* WHAT THE EXERCISE ASKS
Omit every picture and return the rest of the data unaltered.

* STORED ROWS

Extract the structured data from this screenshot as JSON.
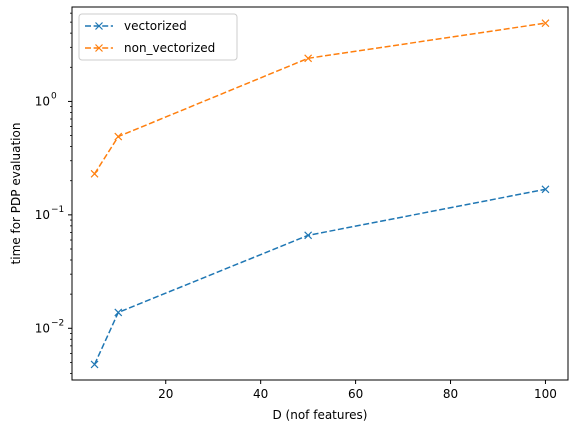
{
  "chart_data": {
    "type": "line",
    "title": "",
    "xlabel": "D (nof features)",
    "ylabel": "time for PDP evaluation",
    "yscale": "log",
    "xlim": [
      0.25,
      104.75
    ],
    "ylim": [
      0.0035,
      6.8
    ],
    "grid": false,
    "legend_position": "top-left",
    "x_ticks": [
      20,
      40,
      60,
      80,
      100
    ],
    "x_tick_labels": [
      "20",
      "40",
      "60",
      "80",
      "100"
    ],
    "y_major_ticks": [
      0.01,
      0.1,
      1
    ],
    "y_tick_labels": [
      "10",
      "10",
      "10"
    ],
    "y_tick_exponents": [
      "−2",
      "−1",
      "0"
    ],
    "series": [
      {
        "name": "vectorized",
        "color": "#1f77b4",
        "marker": "x",
        "linestyle": "dashed",
        "x": [
          5,
          10,
          50,
          100
        ],
        "y": [
          0.0048,
          0.0138,
          0.066,
          0.168
        ]
      },
      {
        "name": "non_vectorized",
        "color": "#ff7f0e",
        "marker": "x",
        "linestyle": "dashed",
        "x": [
          5,
          10,
          50,
          100
        ],
        "y": [
          0.23,
          0.49,
          2.4,
          4.9
        ]
      }
    ]
  }
}
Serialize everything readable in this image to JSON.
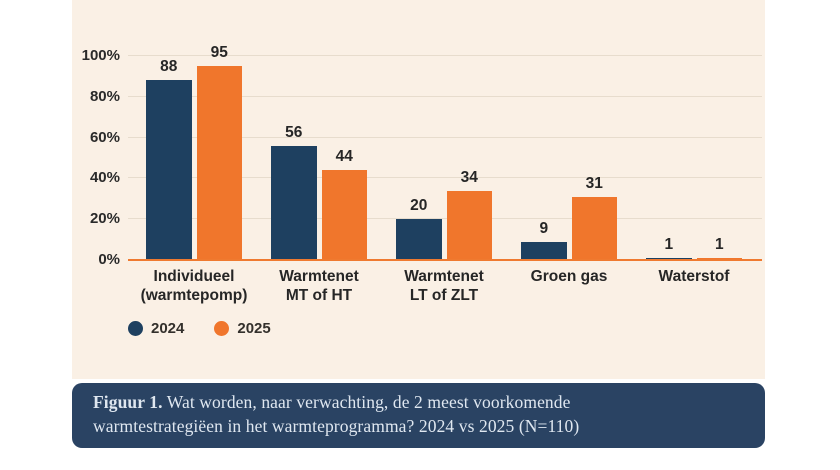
{
  "chart_data": {
    "type": "bar",
    "title": "",
    "categories": [
      "Individueel\n(warmtepomp)",
      "Warmtenet\nMT of HT",
      "Warmtenet\nLT of ZLT",
      "Groen gas",
      "Waterstof"
    ],
    "series": [
      {
        "name": "2024",
        "color": "#1e4060",
        "values": [
          88,
          56,
          20,
          9,
          1
        ]
      },
      {
        "name": "2025",
        "color": "#f0762c",
        "values": [
          95,
          44,
          34,
          31,
          1
        ]
      }
    ],
    "xlabel": "",
    "ylabel": "",
    "ylim": [
      0,
      100
    ],
    "yticks": [
      "0%",
      "20%",
      "40%",
      "60%",
      "80%",
      "100%"
    ],
    "grid": true,
    "value_labels": true,
    "legend_position": "bottom-left",
    "axis_line_color": "#ef7a30",
    "gridline_color": "#e7dccd",
    "panel_background": "#faf0e5"
  },
  "caption": {
    "bold": "Figuur 1.",
    "line1": " Wat worden, naar verwachting, de 2 meest voorkomende",
    "line2": "warmtestrategiëen in het warmteprogramma? 2024 vs 2025 (N=110)",
    "background": "#2a4363",
    "text_color": "#dfe7f0"
  }
}
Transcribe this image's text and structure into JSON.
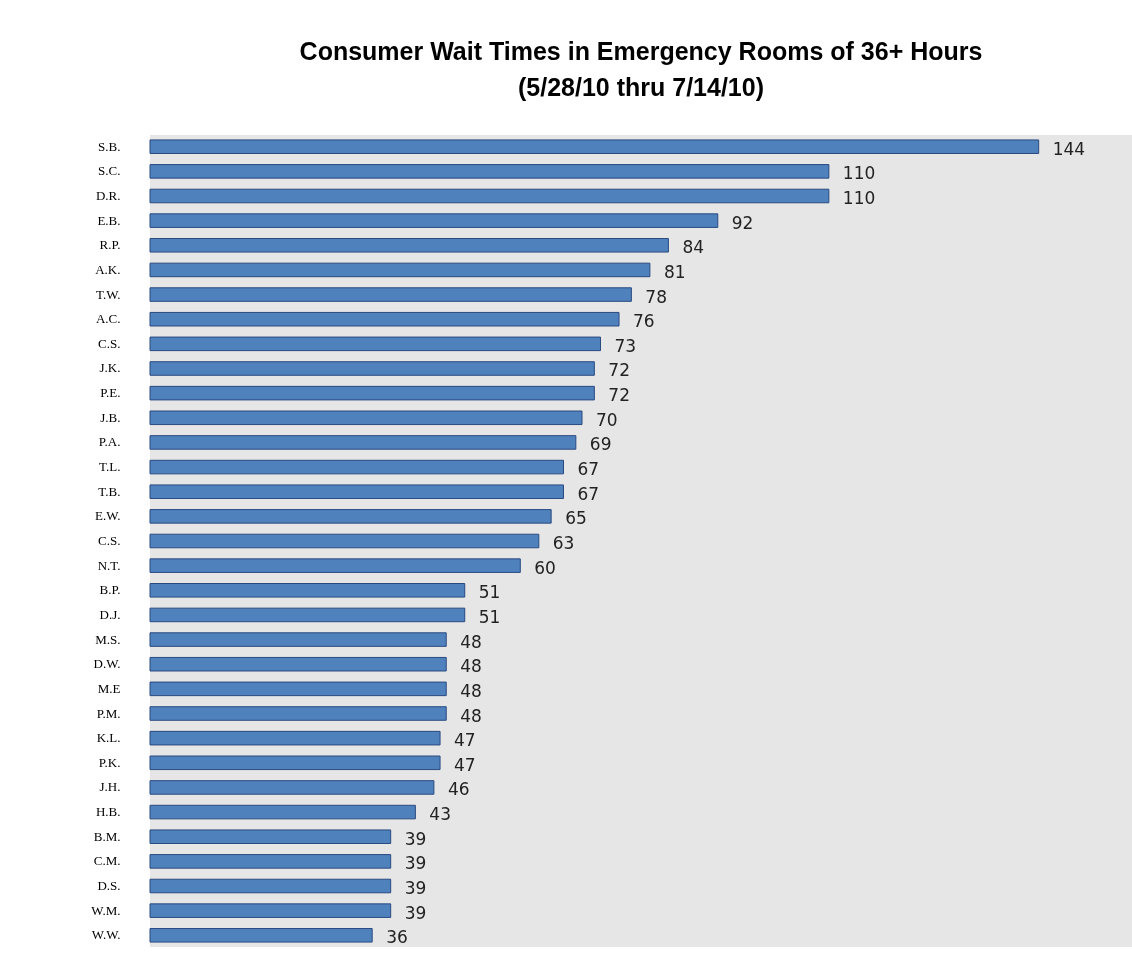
{
  "chart_data": {
    "type": "bar",
    "orientation": "horizontal",
    "title": "Consumer Wait Times in Emergency Rooms of 36+ Hours\n(5/28/10 thru 7/14/10)",
    "categories": [
      "S.B.",
      "S.C.",
      "D.R.",
      "E.B.",
      "R.P.",
      "A.K.",
      "T.W.",
      "A.C.",
      "C.S.",
      "J.K.",
      "P.E.",
      "J.B.",
      "P.A.",
      "T.L.",
      "T.B.",
      "E.W.",
      "C.S.",
      "N.T.",
      "B.P.",
      "D.J.",
      "M.S.",
      "D.W.",
      "M.E",
      "P.M.",
      "K.L.",
      "P.K.",
      "J.H.",
      "H.B.",
      "B.M.",
      "C.M.",
      "D.S.",
      "W.M.",
      "W.W."
    ],
    "values": [
      144,
      110,
      110,
      92,
      84,
      81,
      78,
      76,
      73,
      72,
      72,
      70,
      69,
      67,
      67,
      65,
      63,
      60,
      51,
      51,
      48,
      48,
      48,
      48,
      47,
      47,
      46,
      43,
      39,
      39,
      39,
      39,
      36
    ],
    "color": "#4f81bd",
    "data_labels": true,
    "tick_labels": "y"
  }
}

* RESPONSE TO THIS TASK
Extract the structured data from this screenshot as JSON.
{
  "chart_data": {
    "type": "line",
    "title": "",
    "xlabel": "D (nof features)",
    "ylabel": "time for PDP evaluation",
    "yscale": "log",
    "xlim": [
      0.25,
      104.75
    ],
    "ylim": [
      0.0035,
      6.8
    ],
    "grid": false,
    "legend_position": "top-left",
    "x_ticks": [
      20,
      40,
      60,
      80,
      100
    ],
    "x_tick_labels": [
      "20",
      "40",
      "60",
      "80",
      "100"
    ],
    "y_major_ticks": [
      0.01,
      0.1,
      1
    ],
    "y_tick_labels": [
      "10",
      "10",
      "10"
    ],
    "y_tick_exponents": [
      "−2",
      "−1",
      "0"
    ],
    "series": [
      {
        "name": "vectorized",
        "color": "#1f77b4",
        "marker": "x",
        "linestyle": "dashed",
        "x": [
          5,
          10,
          50,
          100
        ],
        "y": [
          0.0048,
          0.0138,
          0.066,
          0.168
        ]
      },
      {
        "name": "non_vectorized",
        "color": "#ff7f0e",
        "marker": "x",
        "linestyle": "dashed",
        "x": [
          5,
          10,
          50,
          100
        ],
        "y": [
          0.23,
          0.49,
          2.4,
          4.9
        ]
      }
    ]
  }
}
Serialize everything readable in this image to JSON.
{
  "chart_data": {
    "type": "bar",
    "title": "",
    "categories": [
      "Individueel\n(warmtepomp)",
      "Warmtenet\nMT of HT",
      "Warmtenet\nLT of ZLT",
      "Groen gas",
      "Waterstof"
    ],
    "series": [
      {
        "name": "2024",
        "color": "#1e4060",
        "values": [
          88,
          56,
          20,
          9,
          1
        ]
      },
      {
        "name": "2025",
        "color": "#f0762c",
        "values": [
          95,
          44,
          34,
          31,
          1
        ]
      }
    ],
    "xlabel": "",
    "ylabel": "",
    "ylim": [
      0,
      100
    ],
    "yticks": [
      "0%",
      "20%",
      "40%",
      "60%",
      "80%",
      "100%"
    ],
    "grid": true,
    "value_labels": true,
    "legend_position": "bottom-left",
    "axis_line_color": "#ef7a30",
    "gridline_color": "#e7dccd",
    "panel_background": "#faf0e5"
  },
  "caption": {
    "bold": "Figuur 1.",
    "line1": " Wat worden, naar verwachting, de 2 meest voorkomende",
    "line2": "warmtestrategiëen in het warmteprogramma? 2024 vs 2025 (N=110)",
    "background": "#2a4363",
    "text_color": "#dfe7f0"
  }
}
Transcribe this image's text and structure into JSON.
{
  "chart_data": {
    "type": "bar",
    "orientation": "horizontal",
    "title": "Consumer Wait Times in Emergency Rooms of 36+ Hours\n(5/28/10 thru 7/14/10)",
    "categories": [
      "S.B.",
      "S.C.",
      "D.R.",
      "E.B.",
      "R.P.",
      "A.K.",
      "T.W.",
      "A.C.",
      "C.S.",
      "J.K.",
      "P.E.",
      "J.B.",
      "P.A.",
      "T.L.",
      "T.B.",
      "E.W.",
      "C.S.",
      "N.T.",
      "B.P.",
      "D.J.",
      "M.S.",
      "D.W.",
      "M.E",
      "P.M.",
      "K.L.",
      "P.K.",
      "J.H.",
      "H.B.",
      "B.M.",
      "C.M.",
      "D.S.",
      "W.M.",
      "W.W."
    ],
    "values": [
      144,
      110,
      110,
      92,
      84,
      81,
      78,
      76,
      73,
      72,
      72,
      70,
      69,
      67,
      67,
      65,
      63,
      60,
      51,
      51,
      48,
      48,
      48,
      48,
      47,
      47,
      46,
      43,
      39,
      39,
      39,
      39,
      36
    ],
    "color": "#4f81bd",
    "data_labels": true,
    "tick_labels": "y"
  }
}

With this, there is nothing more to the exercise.